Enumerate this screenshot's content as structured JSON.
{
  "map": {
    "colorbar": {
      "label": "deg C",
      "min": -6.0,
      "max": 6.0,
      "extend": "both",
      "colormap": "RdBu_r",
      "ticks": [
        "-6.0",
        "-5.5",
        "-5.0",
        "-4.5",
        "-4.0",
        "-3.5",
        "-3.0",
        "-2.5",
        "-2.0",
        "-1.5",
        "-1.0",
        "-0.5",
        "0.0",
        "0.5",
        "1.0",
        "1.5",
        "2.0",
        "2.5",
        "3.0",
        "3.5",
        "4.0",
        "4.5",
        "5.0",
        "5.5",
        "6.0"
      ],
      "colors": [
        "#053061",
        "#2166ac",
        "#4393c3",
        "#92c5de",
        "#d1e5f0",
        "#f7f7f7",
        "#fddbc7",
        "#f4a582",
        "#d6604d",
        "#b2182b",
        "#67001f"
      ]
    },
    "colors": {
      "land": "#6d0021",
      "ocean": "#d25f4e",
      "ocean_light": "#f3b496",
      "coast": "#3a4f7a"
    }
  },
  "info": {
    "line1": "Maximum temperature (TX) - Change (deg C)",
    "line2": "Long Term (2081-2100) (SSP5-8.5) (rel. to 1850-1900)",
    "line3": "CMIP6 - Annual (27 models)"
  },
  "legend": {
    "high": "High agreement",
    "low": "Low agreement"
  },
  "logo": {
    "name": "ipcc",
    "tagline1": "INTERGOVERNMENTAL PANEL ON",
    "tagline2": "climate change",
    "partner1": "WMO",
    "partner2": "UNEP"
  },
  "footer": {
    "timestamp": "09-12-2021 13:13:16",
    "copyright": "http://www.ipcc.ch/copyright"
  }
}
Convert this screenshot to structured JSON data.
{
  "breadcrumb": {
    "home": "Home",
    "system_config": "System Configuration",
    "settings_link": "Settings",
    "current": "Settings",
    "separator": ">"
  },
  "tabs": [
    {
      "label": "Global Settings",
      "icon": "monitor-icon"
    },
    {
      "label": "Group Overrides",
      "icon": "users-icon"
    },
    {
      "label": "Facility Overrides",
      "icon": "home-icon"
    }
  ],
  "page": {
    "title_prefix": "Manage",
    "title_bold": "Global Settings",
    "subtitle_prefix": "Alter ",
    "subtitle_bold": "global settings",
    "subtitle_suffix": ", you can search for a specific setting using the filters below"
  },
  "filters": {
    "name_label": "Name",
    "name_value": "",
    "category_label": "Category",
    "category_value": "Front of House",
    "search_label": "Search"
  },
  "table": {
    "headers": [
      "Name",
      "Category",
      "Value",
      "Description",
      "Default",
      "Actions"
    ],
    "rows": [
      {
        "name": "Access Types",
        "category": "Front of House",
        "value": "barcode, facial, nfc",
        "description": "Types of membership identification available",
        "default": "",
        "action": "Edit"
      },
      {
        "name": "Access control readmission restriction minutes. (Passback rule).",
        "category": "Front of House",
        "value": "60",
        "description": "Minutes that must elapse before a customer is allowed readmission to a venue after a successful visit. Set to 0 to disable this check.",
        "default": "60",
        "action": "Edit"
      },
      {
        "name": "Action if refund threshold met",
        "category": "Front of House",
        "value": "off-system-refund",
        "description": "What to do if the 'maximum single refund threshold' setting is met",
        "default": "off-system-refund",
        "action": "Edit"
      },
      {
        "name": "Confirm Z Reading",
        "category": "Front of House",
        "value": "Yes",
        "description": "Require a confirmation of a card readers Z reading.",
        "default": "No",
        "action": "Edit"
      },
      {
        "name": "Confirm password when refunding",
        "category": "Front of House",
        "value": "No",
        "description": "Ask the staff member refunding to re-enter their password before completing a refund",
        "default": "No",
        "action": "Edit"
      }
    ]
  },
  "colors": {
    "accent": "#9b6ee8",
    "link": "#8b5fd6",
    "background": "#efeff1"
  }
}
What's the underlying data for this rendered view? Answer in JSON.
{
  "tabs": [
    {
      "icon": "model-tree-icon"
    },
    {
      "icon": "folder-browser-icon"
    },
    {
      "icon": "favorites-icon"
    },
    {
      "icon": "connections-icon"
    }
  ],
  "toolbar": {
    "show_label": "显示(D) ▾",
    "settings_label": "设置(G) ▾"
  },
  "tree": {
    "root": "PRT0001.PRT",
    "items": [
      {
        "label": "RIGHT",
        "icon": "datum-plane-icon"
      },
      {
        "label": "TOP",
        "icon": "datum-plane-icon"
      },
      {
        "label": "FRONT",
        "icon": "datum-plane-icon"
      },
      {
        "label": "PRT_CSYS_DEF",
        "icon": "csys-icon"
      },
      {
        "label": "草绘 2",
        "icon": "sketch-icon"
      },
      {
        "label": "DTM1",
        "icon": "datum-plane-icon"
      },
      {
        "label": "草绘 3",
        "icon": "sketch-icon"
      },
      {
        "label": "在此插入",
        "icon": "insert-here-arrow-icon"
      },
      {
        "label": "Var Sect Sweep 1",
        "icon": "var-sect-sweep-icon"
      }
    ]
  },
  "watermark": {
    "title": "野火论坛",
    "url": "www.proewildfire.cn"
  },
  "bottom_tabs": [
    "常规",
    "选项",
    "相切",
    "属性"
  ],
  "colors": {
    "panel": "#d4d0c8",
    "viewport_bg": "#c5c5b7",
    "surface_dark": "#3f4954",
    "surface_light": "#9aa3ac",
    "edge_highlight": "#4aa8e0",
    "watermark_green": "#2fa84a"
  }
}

> [WHAT NEEDS TO BE DONE] Select all lines in the listing that include the word "JSON".

> [THE SOLUTION]
Enumerate this screenshot's content as structured JSON.
Convert this screenshot to structured JSON data.
What's the underlying data for this rendered view? Answer in JSON.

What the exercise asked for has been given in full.